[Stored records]
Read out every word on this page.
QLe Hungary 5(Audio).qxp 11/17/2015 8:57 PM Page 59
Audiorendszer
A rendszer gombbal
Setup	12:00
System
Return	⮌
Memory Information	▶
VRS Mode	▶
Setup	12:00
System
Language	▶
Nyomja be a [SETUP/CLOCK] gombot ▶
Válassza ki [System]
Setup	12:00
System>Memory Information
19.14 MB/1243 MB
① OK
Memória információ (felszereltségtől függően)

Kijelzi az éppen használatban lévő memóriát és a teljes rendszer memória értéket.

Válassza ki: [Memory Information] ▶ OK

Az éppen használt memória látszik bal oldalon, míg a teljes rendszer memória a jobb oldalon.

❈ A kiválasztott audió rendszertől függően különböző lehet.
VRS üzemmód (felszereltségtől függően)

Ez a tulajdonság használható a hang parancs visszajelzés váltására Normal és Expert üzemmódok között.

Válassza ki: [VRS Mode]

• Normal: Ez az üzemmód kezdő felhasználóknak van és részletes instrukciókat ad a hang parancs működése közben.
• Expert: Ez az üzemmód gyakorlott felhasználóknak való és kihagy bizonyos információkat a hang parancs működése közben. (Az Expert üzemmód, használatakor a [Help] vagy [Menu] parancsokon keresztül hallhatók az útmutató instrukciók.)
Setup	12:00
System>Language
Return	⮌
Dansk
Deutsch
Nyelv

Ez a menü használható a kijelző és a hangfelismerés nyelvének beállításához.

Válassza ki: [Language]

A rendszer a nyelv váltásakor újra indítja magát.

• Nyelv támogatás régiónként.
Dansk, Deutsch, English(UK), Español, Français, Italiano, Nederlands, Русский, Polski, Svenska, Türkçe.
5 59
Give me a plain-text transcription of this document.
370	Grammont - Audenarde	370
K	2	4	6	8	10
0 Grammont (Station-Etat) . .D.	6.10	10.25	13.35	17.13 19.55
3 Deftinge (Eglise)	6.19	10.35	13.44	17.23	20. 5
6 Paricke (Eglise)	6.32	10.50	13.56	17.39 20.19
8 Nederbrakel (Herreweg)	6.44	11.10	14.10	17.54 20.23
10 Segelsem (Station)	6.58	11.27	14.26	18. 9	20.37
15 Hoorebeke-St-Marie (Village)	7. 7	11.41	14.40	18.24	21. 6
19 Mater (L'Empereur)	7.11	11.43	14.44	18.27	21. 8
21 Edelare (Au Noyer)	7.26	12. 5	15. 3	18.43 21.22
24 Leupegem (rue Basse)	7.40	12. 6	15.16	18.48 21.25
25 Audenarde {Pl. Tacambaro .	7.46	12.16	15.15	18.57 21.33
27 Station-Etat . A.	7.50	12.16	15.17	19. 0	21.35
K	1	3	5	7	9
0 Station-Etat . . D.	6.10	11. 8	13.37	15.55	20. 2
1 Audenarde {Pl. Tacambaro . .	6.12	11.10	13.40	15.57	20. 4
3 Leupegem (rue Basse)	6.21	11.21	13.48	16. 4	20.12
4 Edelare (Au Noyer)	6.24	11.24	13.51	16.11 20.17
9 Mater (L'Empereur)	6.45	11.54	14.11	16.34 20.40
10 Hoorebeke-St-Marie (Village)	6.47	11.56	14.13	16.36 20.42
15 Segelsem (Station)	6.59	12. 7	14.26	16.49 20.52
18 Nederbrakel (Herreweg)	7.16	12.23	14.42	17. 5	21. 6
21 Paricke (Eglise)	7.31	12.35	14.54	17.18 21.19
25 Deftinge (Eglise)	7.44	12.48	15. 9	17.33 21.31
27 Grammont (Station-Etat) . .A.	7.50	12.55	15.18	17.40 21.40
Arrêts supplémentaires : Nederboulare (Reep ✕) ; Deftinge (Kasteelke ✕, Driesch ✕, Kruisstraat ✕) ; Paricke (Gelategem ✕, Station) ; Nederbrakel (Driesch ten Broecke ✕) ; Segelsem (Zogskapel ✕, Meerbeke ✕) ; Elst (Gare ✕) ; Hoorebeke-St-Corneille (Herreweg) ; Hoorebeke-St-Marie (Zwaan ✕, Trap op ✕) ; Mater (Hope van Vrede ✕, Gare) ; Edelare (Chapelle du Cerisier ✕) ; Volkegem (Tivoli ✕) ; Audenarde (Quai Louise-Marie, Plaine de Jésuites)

TASK TO COMPLETE. Show all lines above holding "Expert".

TASK ANSWER.
Ez a tulajdonság használható a hang parancs visszajelzés váltására Normal és Expert üzemmódok között.
• Expert: Ez az üzemmód gyakorlott felhasználóknak való és kihagy bizonyos információkat a hang parancs működése közben. (Az Expert üzemmód, használatakor a [Help] vagy [Menu] parancsokon keresztül hallhatók az útmutató instrukciók.)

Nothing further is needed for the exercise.